Write only the number of lines in the entries that hold the string "series".

[Items from a dataset]
BEGIN
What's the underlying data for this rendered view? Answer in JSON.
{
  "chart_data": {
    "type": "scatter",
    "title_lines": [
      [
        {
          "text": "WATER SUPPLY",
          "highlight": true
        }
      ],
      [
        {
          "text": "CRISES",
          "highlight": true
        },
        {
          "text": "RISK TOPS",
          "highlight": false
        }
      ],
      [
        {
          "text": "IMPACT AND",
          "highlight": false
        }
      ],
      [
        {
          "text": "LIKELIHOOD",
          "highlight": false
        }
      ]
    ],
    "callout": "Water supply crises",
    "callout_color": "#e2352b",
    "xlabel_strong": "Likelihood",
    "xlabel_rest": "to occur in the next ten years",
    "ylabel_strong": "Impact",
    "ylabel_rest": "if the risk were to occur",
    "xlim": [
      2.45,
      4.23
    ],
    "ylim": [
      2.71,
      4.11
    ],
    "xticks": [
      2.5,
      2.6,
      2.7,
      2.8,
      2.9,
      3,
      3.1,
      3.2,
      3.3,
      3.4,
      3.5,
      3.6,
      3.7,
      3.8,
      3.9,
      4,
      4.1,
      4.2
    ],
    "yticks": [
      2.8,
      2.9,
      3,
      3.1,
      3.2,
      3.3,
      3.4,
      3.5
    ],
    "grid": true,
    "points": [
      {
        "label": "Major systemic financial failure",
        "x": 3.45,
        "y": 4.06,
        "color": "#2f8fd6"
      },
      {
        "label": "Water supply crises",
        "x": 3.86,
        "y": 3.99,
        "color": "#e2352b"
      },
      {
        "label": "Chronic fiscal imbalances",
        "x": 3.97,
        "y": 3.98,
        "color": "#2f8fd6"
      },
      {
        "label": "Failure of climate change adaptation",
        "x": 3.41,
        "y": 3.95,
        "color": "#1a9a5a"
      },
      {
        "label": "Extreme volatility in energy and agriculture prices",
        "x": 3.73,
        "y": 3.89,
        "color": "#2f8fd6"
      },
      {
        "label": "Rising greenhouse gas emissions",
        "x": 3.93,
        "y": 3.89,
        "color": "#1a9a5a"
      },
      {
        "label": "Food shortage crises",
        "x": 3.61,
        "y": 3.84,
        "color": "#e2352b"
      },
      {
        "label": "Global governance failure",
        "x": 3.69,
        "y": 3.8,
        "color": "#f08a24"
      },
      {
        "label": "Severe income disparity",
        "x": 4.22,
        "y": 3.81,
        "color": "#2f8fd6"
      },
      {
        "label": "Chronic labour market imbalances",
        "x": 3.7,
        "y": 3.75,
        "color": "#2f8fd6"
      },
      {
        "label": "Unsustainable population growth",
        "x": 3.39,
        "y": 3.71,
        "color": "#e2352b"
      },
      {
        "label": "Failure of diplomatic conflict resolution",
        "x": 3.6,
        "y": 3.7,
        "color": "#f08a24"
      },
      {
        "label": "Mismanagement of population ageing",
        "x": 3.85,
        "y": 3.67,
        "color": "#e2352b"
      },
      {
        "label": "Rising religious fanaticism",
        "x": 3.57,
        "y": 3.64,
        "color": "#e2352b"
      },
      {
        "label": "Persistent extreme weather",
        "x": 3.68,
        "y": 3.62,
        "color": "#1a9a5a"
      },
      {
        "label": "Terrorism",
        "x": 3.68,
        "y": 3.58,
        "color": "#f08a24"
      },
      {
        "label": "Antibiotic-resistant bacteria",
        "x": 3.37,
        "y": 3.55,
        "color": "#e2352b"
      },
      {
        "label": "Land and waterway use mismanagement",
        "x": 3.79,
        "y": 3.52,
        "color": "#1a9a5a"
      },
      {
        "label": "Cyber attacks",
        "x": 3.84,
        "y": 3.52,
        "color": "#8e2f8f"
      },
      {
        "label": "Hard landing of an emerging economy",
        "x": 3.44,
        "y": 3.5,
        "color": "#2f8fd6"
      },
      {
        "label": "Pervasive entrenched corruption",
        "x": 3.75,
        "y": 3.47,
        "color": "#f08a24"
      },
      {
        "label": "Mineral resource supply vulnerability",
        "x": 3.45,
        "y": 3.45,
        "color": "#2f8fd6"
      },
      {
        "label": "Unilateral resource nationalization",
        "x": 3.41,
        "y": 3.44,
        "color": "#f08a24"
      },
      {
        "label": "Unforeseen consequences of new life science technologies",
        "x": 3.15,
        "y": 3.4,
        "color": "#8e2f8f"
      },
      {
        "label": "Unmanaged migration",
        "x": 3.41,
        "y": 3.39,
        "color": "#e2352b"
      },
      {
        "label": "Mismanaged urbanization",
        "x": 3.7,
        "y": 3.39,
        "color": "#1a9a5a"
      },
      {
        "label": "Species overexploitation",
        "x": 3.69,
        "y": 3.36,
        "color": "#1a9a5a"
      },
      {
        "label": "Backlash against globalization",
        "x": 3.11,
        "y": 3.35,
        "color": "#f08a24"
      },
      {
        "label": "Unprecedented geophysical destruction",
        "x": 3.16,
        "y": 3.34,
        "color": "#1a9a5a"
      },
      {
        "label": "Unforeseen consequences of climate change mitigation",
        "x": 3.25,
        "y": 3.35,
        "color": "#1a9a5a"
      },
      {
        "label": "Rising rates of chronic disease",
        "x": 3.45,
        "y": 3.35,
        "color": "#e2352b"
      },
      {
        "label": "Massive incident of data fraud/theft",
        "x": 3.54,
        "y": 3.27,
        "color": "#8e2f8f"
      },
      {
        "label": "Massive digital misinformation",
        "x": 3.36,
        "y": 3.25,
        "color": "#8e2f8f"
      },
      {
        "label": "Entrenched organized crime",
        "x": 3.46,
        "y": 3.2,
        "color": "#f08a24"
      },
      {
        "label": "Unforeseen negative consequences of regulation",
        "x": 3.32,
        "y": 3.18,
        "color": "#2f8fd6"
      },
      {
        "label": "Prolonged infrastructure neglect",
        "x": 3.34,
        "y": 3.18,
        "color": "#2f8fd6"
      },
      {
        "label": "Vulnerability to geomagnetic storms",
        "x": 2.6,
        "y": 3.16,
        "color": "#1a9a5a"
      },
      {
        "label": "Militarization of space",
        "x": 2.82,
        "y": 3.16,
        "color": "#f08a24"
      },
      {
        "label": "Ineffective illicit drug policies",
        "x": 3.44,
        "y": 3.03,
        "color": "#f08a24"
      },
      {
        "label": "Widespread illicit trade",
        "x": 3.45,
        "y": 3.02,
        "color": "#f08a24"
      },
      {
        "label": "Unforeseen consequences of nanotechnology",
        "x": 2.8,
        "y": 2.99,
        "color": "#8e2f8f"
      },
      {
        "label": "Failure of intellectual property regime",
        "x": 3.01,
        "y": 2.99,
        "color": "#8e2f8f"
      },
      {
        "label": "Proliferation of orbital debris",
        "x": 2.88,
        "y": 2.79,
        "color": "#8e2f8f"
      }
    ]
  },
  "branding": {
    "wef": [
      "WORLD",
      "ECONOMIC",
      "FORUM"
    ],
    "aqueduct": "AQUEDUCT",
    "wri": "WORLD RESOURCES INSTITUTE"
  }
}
END
BEGIN
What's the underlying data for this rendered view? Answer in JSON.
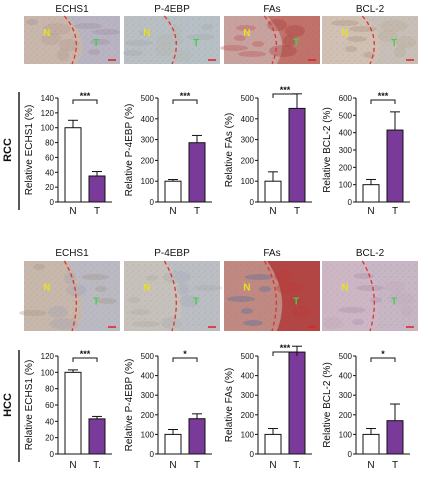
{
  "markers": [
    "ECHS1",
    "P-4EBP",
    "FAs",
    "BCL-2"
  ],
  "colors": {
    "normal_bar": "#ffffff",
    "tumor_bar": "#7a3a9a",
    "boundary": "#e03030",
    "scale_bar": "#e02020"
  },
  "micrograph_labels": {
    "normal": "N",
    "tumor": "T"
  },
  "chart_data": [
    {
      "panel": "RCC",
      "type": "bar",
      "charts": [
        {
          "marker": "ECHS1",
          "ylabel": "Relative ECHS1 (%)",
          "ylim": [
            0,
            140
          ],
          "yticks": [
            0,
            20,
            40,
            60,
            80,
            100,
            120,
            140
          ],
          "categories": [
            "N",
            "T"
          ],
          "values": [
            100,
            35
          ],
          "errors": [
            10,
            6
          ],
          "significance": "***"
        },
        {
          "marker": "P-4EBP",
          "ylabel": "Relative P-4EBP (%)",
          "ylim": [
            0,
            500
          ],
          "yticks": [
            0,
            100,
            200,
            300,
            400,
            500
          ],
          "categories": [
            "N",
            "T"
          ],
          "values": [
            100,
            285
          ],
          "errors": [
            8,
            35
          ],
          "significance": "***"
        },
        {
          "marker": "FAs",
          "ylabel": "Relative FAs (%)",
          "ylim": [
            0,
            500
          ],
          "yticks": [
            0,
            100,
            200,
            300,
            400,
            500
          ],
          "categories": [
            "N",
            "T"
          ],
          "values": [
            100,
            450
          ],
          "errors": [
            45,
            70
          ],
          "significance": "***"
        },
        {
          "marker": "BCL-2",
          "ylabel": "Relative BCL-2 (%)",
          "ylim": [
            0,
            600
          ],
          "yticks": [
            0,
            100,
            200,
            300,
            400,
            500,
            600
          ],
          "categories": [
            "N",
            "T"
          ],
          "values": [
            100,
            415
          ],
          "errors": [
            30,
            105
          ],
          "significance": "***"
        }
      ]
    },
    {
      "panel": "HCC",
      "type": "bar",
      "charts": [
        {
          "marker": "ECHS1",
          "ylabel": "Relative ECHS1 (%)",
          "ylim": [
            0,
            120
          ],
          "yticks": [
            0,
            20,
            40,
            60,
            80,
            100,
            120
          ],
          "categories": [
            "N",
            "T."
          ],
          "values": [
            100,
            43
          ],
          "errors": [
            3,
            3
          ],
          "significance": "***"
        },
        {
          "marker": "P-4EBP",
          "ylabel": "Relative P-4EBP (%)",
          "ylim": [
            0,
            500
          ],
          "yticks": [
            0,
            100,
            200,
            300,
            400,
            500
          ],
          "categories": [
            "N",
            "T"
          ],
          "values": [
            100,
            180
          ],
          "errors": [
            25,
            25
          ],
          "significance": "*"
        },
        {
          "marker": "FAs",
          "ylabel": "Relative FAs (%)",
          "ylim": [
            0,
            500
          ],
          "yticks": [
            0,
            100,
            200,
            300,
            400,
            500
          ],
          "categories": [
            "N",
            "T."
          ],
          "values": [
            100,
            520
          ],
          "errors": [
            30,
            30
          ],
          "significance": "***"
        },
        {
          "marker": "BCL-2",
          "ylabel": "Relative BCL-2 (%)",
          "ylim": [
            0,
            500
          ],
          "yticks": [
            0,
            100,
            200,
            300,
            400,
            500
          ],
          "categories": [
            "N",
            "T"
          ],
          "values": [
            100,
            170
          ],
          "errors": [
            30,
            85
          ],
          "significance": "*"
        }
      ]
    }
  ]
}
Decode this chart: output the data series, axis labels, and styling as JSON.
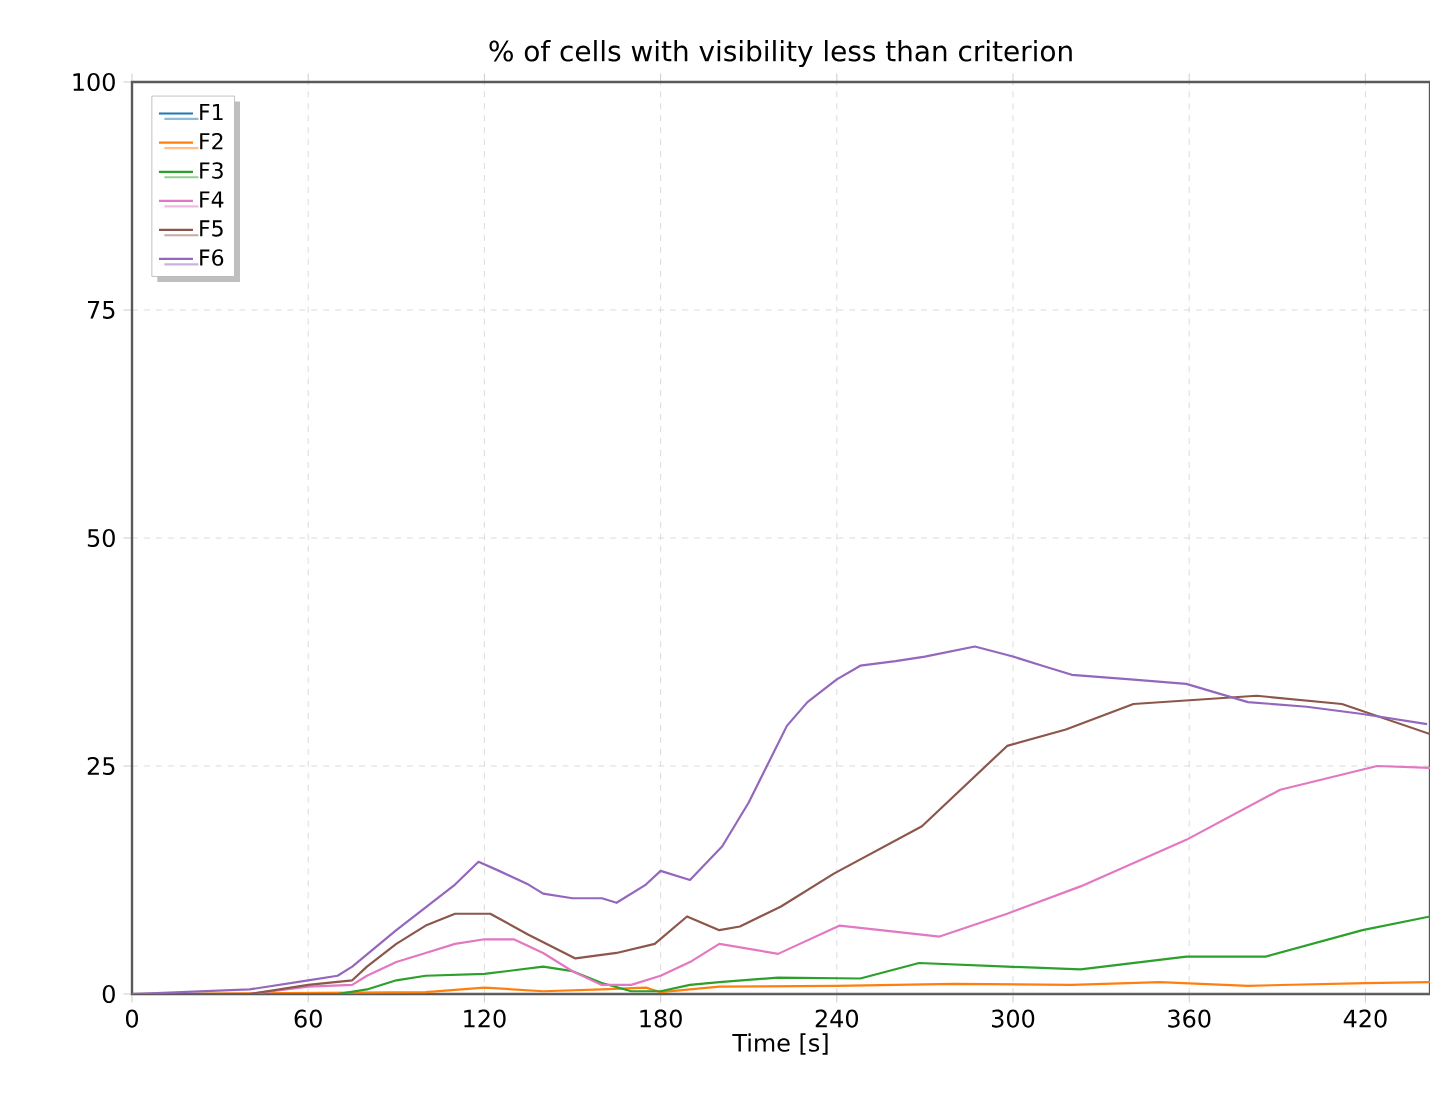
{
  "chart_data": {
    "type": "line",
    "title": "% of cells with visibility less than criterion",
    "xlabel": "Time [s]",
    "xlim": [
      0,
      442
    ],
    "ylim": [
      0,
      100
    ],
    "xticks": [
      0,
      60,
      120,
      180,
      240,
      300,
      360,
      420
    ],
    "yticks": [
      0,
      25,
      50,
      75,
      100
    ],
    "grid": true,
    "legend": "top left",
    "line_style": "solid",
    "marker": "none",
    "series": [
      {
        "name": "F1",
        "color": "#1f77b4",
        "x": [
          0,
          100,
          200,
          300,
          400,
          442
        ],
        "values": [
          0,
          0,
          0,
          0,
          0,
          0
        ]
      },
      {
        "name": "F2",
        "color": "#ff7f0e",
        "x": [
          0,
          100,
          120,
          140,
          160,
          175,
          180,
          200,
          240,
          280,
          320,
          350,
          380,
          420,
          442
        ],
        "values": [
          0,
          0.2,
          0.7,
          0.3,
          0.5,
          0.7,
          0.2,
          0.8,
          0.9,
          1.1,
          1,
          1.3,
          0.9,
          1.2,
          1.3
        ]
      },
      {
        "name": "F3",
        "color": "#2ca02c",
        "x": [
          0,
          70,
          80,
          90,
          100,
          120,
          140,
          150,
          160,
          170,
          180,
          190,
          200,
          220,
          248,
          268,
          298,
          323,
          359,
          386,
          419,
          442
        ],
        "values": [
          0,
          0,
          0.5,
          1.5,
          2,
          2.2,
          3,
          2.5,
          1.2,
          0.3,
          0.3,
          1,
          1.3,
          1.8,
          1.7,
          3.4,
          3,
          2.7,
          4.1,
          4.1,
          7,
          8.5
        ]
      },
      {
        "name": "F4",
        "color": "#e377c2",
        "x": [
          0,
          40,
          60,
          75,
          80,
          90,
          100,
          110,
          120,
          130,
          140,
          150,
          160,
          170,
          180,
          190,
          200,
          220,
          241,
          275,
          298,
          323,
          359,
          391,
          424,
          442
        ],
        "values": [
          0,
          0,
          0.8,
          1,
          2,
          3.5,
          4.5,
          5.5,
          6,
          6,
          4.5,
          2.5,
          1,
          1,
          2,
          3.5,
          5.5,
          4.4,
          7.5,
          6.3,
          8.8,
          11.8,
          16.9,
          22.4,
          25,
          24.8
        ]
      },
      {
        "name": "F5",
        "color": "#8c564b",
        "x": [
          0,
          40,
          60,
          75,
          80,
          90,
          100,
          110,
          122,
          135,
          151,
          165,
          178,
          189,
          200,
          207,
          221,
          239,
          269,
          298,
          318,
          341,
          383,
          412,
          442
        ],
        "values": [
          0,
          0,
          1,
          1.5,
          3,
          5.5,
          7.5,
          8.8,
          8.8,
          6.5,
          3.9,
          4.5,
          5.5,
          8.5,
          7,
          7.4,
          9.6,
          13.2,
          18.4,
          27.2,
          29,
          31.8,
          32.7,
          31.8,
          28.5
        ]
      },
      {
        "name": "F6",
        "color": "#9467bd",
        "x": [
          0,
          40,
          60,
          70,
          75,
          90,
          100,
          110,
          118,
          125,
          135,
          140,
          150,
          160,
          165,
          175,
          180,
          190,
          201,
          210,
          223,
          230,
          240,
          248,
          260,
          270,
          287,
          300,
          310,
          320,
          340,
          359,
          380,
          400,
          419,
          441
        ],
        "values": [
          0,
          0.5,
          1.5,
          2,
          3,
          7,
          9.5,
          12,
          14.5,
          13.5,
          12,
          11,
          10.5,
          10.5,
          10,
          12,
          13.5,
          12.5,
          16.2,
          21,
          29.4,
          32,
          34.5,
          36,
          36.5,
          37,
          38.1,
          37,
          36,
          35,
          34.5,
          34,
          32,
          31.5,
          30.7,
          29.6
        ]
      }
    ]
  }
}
END
BEGIN
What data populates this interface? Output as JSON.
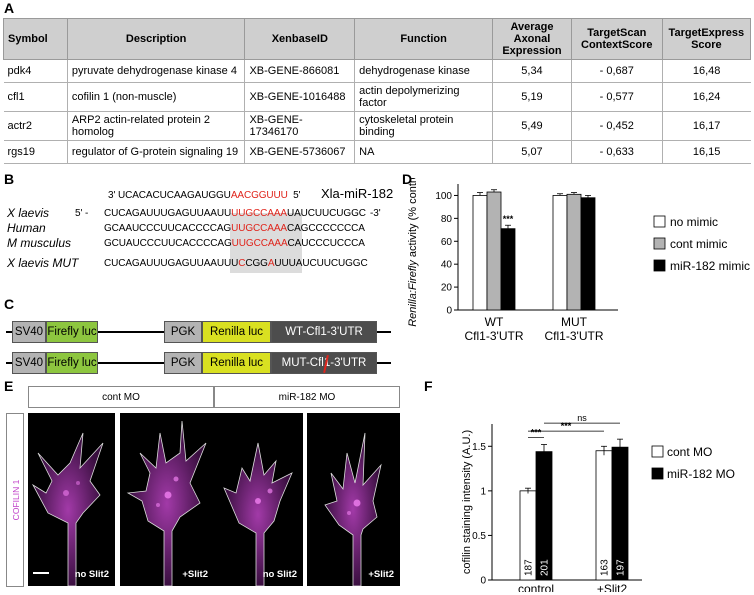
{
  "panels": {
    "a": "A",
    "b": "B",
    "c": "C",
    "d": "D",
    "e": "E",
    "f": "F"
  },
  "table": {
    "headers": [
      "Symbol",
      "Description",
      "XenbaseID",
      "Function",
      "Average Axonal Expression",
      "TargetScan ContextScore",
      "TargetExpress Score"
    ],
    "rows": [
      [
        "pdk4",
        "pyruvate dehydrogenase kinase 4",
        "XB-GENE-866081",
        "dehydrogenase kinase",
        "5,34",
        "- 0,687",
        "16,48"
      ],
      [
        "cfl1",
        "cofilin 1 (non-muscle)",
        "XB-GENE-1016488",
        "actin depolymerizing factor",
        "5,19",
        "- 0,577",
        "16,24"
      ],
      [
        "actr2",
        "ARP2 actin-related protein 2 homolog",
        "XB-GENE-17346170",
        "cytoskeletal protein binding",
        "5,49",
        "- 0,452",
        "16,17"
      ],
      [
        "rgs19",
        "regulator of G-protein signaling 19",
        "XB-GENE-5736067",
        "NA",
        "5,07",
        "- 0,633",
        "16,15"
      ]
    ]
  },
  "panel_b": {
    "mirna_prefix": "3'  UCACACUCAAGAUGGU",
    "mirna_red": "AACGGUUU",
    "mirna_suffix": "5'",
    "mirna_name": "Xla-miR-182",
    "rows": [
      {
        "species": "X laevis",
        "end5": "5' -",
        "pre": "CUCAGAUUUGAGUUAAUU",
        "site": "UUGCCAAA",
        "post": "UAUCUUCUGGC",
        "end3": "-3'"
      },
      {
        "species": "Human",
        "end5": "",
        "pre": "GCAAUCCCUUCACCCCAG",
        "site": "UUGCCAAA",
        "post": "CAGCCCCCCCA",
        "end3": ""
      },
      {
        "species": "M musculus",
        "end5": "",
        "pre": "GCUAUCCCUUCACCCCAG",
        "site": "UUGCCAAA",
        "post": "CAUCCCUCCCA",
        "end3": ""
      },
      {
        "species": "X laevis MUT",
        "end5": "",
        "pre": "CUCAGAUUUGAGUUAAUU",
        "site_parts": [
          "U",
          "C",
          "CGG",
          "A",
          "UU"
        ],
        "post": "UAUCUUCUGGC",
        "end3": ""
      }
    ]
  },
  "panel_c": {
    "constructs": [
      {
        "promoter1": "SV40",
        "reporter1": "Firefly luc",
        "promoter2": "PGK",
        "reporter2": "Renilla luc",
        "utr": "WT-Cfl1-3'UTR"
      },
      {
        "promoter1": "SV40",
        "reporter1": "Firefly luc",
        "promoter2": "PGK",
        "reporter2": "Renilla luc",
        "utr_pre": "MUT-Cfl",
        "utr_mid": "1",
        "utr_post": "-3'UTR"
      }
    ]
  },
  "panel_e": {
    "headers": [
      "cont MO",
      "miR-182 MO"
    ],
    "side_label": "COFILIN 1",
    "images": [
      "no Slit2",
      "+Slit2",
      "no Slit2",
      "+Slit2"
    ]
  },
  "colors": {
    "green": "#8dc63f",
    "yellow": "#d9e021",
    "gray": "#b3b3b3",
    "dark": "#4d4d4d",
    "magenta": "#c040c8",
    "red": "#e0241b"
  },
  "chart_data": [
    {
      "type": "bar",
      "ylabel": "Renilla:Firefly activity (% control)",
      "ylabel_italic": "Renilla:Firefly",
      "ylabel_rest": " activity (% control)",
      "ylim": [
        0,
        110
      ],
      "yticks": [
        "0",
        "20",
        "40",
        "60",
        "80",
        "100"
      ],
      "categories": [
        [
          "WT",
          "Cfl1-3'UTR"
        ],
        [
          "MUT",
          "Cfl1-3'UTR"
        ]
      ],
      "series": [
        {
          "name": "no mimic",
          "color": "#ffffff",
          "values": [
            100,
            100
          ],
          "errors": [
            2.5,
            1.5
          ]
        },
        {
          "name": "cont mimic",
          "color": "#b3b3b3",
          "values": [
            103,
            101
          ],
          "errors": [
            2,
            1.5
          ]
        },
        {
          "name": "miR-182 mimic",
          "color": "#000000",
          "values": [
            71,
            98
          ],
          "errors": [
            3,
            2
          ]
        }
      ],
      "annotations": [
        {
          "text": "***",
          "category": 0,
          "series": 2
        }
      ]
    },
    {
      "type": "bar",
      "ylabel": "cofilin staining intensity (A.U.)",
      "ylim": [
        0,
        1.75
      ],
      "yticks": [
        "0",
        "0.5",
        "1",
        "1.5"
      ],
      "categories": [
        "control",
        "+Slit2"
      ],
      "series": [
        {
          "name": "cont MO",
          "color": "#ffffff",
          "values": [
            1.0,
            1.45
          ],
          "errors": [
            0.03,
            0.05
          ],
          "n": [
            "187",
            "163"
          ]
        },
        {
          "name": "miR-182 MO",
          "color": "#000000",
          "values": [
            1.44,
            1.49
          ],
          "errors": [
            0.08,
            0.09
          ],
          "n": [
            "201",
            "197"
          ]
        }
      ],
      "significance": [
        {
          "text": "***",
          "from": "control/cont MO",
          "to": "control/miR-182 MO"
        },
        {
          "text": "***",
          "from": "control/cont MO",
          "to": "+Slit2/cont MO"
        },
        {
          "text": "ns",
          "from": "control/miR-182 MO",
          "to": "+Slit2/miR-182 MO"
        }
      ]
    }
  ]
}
END
**The answer:**
5